* **Aim of the task**: Every line of the material below should be repeated exactly.

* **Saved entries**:

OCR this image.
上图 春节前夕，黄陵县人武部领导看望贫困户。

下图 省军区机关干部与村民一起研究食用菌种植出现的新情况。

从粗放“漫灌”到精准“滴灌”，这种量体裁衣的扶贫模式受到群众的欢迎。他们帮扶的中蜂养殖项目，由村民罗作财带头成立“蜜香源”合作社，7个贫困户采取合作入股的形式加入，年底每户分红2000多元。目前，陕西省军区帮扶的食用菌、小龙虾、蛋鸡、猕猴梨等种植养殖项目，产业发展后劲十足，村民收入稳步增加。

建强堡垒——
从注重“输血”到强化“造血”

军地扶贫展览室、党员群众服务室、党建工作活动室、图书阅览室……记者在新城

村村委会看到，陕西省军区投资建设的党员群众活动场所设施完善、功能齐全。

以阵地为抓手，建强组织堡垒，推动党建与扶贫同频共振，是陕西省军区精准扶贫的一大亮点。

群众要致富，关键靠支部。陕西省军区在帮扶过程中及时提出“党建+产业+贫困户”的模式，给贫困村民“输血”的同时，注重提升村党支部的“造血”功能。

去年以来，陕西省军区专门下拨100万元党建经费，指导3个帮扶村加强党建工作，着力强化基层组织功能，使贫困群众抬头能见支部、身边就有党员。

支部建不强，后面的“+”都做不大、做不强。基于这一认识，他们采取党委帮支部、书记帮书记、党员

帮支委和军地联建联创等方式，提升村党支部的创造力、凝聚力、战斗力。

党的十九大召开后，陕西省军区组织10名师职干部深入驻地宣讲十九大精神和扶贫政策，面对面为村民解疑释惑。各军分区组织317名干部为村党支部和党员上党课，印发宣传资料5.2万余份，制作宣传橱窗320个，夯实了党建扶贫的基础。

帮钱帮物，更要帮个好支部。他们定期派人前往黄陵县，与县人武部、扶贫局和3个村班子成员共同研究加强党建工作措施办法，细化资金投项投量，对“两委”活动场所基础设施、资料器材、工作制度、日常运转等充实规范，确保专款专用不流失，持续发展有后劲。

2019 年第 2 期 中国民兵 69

* **Answer for this exercise**:
OCR this image.
上图 春节前夕，黄陵县人武部领导看望贫困户。

下图 省军区机关干部与村民一起研究食用菌种植出现的新情况。

从粗放“漫灌”到精准“滴灌”，这种量体裁衣的扶贫模式受到群众的欢迎。他们帮扶的中蜂养殖项目，由村民罗作财带头成立“蜜香源”合作社，7个贫困户采取合作入股的形式加入，年底每户分红2000多元。目前，陕西省军区帮扶的食用菌、小龙虾、蛋鸡、猕猴梨等种植养殖项目，产业发展后劲十足，村民收入稳步增加。

建强堡垒——
从注重“输血”到强化“造血”

军地扶贫展览室、党员群众服务室、党建工作活动室、图书阅览室……记者在新城

村村委会看到，陕西省军区投资建设的党员群众活动场所设施完善、功能齐全。

以阵地为抓手，建强组织堡垒，推动党建与扶贫同频共振，是陕西省军区精准扶贫的一大亮点。

群众要致富，关键靠支部。陕西省军区在帮扶过程中及时提出“党建+产业+贫困户”的模式，给贫困村民“输血”的同时，注重提升村党支部的“造血”功能。

去年以来，陕西省军区专门下拨100万元党建经费，指导3个帮扶村加强党建工作，着力强化基层组织功能，使贫困群众抬头能见支部、身边就有党员。

支部建不强，后面的“+”都做不大、做不强。基于这一认识，他们采取党委帮支部、书记帮书记、党员

帮支委和军地联建联创等方式，提升村党支部的创造力、凝聚力、战斗力。

党的十九大召开后，陕西省军区组织10名师职干部深入驻地宣讲十九大精神和扶贫政策，面对面为村民解疑释惑。各军分区组织317名干部为村党支部和党员上党课，印发宣传资料5.2万余份，制作宣传橱窗320个，夯实了党建扶贫的基础。

帮钱帮物，更要帮个好支部。他们定期派人前往黄陵县，与县人武部、扶贫局和3个村班子成员共同研究加强党建工作措施办法，细化资金投项投量，对“两委”活动场所基础设施、资料器材、工作制度、日常运转等充实规范，确保专款专用不流失，持续发展有后劲。

2019 年第 2 期 中国民兵 69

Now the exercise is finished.